**What to work on:** Would you return all of this data exactly, leaving nothing out?

------------------------

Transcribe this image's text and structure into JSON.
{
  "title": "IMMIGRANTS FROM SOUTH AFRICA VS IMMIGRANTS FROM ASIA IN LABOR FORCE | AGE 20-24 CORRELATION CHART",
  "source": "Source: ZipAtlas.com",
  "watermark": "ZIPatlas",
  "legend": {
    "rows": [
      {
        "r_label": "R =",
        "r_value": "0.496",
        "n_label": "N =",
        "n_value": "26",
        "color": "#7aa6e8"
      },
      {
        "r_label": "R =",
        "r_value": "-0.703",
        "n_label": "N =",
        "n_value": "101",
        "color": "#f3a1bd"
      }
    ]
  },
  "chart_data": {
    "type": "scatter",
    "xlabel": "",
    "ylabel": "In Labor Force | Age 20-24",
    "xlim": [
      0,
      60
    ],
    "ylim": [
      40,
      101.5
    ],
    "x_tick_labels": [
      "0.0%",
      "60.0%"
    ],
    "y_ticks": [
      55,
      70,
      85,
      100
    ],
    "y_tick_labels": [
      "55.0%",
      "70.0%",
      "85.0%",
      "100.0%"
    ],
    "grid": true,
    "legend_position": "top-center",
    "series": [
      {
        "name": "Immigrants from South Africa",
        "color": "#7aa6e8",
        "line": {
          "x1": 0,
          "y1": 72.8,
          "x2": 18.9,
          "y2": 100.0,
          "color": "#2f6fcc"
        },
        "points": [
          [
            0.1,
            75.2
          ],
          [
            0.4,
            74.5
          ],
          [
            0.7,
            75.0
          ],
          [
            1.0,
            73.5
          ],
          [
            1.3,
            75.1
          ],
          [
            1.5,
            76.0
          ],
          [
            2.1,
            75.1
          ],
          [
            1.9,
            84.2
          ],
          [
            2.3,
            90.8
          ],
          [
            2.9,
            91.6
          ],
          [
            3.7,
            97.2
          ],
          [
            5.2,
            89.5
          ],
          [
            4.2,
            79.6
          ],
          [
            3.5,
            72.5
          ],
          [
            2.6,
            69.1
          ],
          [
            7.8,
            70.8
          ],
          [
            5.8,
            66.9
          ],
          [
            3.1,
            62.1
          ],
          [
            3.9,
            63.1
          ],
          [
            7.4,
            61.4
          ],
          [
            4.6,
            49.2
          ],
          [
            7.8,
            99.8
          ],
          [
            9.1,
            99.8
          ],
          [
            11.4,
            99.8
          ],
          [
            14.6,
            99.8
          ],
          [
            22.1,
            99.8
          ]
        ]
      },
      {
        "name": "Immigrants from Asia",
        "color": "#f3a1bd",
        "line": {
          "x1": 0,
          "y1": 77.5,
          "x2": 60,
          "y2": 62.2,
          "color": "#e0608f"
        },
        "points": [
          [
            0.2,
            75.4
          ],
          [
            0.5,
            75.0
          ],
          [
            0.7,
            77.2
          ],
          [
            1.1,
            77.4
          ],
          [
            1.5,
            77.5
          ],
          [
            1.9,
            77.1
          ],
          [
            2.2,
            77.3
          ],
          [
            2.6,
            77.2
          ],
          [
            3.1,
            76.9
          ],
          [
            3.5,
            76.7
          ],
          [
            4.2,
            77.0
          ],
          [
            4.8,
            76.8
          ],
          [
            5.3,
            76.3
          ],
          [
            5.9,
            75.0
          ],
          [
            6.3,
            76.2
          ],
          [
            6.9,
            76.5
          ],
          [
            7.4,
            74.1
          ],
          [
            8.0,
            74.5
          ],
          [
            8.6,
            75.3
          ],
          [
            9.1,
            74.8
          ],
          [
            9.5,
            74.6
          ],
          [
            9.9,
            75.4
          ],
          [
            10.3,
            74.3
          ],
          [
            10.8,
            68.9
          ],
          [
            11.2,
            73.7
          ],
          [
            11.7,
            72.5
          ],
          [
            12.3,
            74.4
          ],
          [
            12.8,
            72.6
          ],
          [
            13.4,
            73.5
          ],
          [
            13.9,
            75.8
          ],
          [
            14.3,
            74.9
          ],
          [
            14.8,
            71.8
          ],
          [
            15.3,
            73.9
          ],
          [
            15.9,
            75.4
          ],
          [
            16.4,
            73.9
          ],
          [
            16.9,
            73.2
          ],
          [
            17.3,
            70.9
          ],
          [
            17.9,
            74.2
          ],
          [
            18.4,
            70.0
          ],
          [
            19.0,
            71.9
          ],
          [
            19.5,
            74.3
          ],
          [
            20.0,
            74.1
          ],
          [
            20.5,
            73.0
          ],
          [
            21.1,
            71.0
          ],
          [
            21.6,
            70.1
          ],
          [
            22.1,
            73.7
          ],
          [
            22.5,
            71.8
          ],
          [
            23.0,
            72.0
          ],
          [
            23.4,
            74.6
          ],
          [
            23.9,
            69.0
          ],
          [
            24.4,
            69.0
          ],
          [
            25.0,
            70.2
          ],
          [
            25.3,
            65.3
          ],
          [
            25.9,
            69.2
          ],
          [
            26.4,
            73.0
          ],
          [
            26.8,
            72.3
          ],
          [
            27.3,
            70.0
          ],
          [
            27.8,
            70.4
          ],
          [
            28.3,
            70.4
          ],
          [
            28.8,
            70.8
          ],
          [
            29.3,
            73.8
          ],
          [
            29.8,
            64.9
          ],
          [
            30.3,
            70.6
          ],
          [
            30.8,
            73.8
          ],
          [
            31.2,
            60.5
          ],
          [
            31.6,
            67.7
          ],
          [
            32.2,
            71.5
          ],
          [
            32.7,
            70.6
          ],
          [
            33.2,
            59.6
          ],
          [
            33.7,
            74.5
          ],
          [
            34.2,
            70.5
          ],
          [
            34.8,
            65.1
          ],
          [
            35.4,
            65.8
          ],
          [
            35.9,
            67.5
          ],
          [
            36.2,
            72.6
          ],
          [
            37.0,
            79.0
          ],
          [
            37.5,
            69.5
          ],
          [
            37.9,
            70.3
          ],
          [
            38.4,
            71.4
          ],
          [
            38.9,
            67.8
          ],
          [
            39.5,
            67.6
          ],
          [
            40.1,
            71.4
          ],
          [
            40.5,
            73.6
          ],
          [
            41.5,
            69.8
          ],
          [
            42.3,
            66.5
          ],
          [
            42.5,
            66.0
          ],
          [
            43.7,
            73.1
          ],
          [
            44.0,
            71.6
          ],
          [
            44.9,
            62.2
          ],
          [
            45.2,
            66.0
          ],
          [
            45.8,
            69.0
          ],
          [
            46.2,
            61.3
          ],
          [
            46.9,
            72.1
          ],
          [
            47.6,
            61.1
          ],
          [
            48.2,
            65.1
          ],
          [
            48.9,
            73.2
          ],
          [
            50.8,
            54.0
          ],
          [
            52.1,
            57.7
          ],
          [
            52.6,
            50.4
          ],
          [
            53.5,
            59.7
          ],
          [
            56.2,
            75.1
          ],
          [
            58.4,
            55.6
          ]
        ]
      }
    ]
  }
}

------------------------

**Solution to this exercise:**
Transcribe this image's text and structure into JSON.
{
  "title": "IMMIGRANTS FROM SOUTH AFRICA VS IMMIGRANTS FROM ASIA IN LABOR FORCE | AGE 20-24 CORRELATION CHART",
  "source": "Source: ZipAtlas.com",
  "watermark": "ZIPatlas",
  "legend": {
    "rows": [
      {
        "r_label": "R =",
        "r_value": "0.496",
        "n_label": "N =",
        "n_value": "26",
        "color": "#7aa6e8"
      },
      {
        "r_label": "R =",
        "r_value": "-0.703",
        "n_label": "N =",
        "n_value": "101",
        "color": "#f3a1bd"
      }
    ]
  },
  "chart_data": {
    "type": "scatter",
    "xlabel": "",
    "ylabel": "In Labor Force | Age 20-24",
    "xlim": [
      0,
      60
    ],
    "ylim": [
      40,
      101.5
    ],
    "x_tick_labels": [
      "0.0%",
      "60.0%"
    ],
    "y_ticks": [
      55,
      70,
      85,
      100
    ],
    "y_tick_labels": [
      "55.0%",
      "70.0%",
      "85.0%",
      "100.0%"
    ],
    "grid": true,
    "legend_position": "top-center",
    "series": [
      {
        "name": "Immigrants from South Africa",
        "color": "#7aa6e8",
        "line": {
          "x1": 0,
          "y1": 72.8,
          "x2": 18.9,
          "y2": 100.0,
          "color": "#2f6fcc"
        },
        "points": [
          [
            0.1,
            75.2
          ],
          [
            0.4,
            74.5
          ],
          [
            0.7,
            75.0
          ],
          [
            1.0,
            73.5
          ],
          [
            1.3,
            75.1
          ],
          [
            1.5,
            76.0
          ],
          [
            2.1,
            75.1
          ],
          [
            1.9,
            84.2
          ],
          [
            2.3,
            90.8
          ],
          [
            2.9,
            91.6
          ],
          [
            3.7,
            97.2
          ],
          [
            5.2,
            89.5
          ],
          [
            4.2,
            79.6
          ],
          [
            3.5,
            72.5
          ],
          [
            2.6,
            69.1
          ],
          [
            7.8,
            70.8
          ],
          [
            5.8,
            66.9
          ],
          [
            3.1,
            62.1
          ],
          [
            3.9,
            63.1
          ],
          [
            7.4,
            61.4
          ],
          [
            4.6,
            49.2
          ],
          [
            7.8,
            99.8
          ],
          [
            9.1,
            99.8
          ],
          [
            11.4,
            99.8
          ],
          [
            14.6,
            99.8
          ],
          [
            22.1,
            99.8
          ]
        ]
      },
      {
        "name": "Immigrants from Asia",
        "color": "#f3a1bd",
        "line": {
          "x1": 0,
          "y1": 77.5,
          "x2": 60,
          "y2": 62.2,
          "color": "#e0608f"
        },
        "points": [
          [
            0.2,
            75.4
          ],
          [
            0.5,
            75.0
          ],
          [
            0.7,
            77.2
          ],
          [
            1.1,
            77.4
          ],
          [
            1.5,
            77.5
          ],
          [
            1.9,
            77.1
          ],
          [
            2.2,
            77.3
          ],
          [
            2.6,
            77.2
          ],
          [
            3.1,
            76.9
          ],
          [
            3.5,
            76.7
          ],
          [
            4.2,
            77.0
          ],
          [
            4.8,
            76.8
          ],
          [
            5.3,
            76.3
          ],
          [
            5.9,
            75.0
          ],
          [
            6.3,
            76.2
          ],
          [
            6.9,
            76.5
          ],
          [
            7.4,
            74.1
          ],
          [
            8.0,
            74.5
          ],
          [
            8.6,
            75.3
          ],
          [
            9.1,
            74.8
          ],
          [
            9.5,
            74.6
          ],
          [
            9.9,
            75.4
          ],
          [
            10.3,
            74.3
          ],
          [
            10.8,
            68.9
          ],
          [
            11.2,
            73.7
          ],
          [
            11.7,
            72.5
          ],
          [
            12.3,
            74.4
          ],
          [
            12.8,
            72.6
          ],
          [
            13.4,
            73.5
          ],
          [
            13.9,
            75.8
          ],
          [
            14.3,
            74.9
          ],
          [
            14.8,
            71.8
          ],
          [
            15.3,
            73.9
          ],
          [
            15.9,
            75.4
          ],
          [
            16.4,
            73.9
          ],
          [
            16.9,
            73.2
          ],
          [
            17.3,
            70.9
          ],
          [
            17.9,
            74.2
          ],
          [
            18.4,
            70.0
          ],
          [
            19.0,
            71.9
          ],
          [
            19.5,
            74.3
          ],
          [
            20.0,
            74.1
          ],
          [
            20.5,
            73.0
          ],
          [
            21.1,
            71.0
          ],
          [
            21.6,
            70.1
          ],
          [
            22.1,
            73.7
          ],
          [
            22.5,
            71.8
          ],
          [
            23.0,
            72.0
          ],
          [
            23.4,
            74.6
          ],
          [
            23.9,
            69.0
          ],
          [
            24.4,
            69.0
          ],
          [
            25.0,
            70.2
          ],
          [
            25.3,
            65.3
          ],
          [
            25.9,
            69.2
          ],
          [
            26.4,
            73.0
          ],
          [
            26.8,
            72.3
          ],
          [
            27.3,
            70.0
          ],
          [
            27.8,
            70.4
          ],
          [
            28.3,
            70.4
          ],
          [
            28.8,
            70.8
          ],
          [
            29.3,
            73.8
          ],
          [
            29.8,
            64.9
          ],
          [
            30.3,
            70.6
          ],
          [
            30.8,
            73.8
          ],
          [
            31.2,
            60.5
          ],
          [
            31.6,
            67.7
          ],
          [
            32.2,
            71.5
          ],
          [
            32.7,
            70.6
          ],
          [
            33.2,
            59.6
          ],
          [
            33.7,
            74.5
          ],
          [
            34.2,
            70.5
          ],
          [
            34.8,
            65.1
          ],
          [
            35.4,
            65.8
          ],
          [
            35.9,
            67.5
          ],
          [
            36.2,
            72.6
          ],
          [
            37.0,
            79.0
          ],
          [
            37.5,
            69.5
          ],
          [
            37.9,
            70.3
          ],
          [
            38.4,
            71.4
          ],
          [
            38.9,
            67.8
          ],
          [
            39.5,
            67.6
          ],
          [
            40.1,
            71.4
          ],
          [
            40.5,
            73.6
          ],
          [
            41.5,
            69.8
          ],
          [
            42.3,
            66.5
          ],
          [
            42.5,
            66.0
          ],
          [
            43.7,
            73.1
          ],
          [
            44.0,
            71.6
          ],
          [
            44.9,
            62.2
          ],
          [
            45.2,
            66.0
          ],
          [
            45.8,
            69.0
          ],
          [
            46.2,
            61.3
          ],
          [
            46.9,
            72.1
          ],
          [
            47.6,
            61.1
          ],
          [
            48.2,
            65.1
          ],
          [
            48.9,
            73.2
          ],
          [
            50.8,
            54.0
          ],
          [
            52.1,
            57.7
          ],
          [
            52.6,
            50.4
          ],
          [
            53.5,
            59.7
          ],
          [
            56.2,
            75.1
          ],
          [
            58.4,
            55.6
          ]
        ]
      }
    ]
  }
}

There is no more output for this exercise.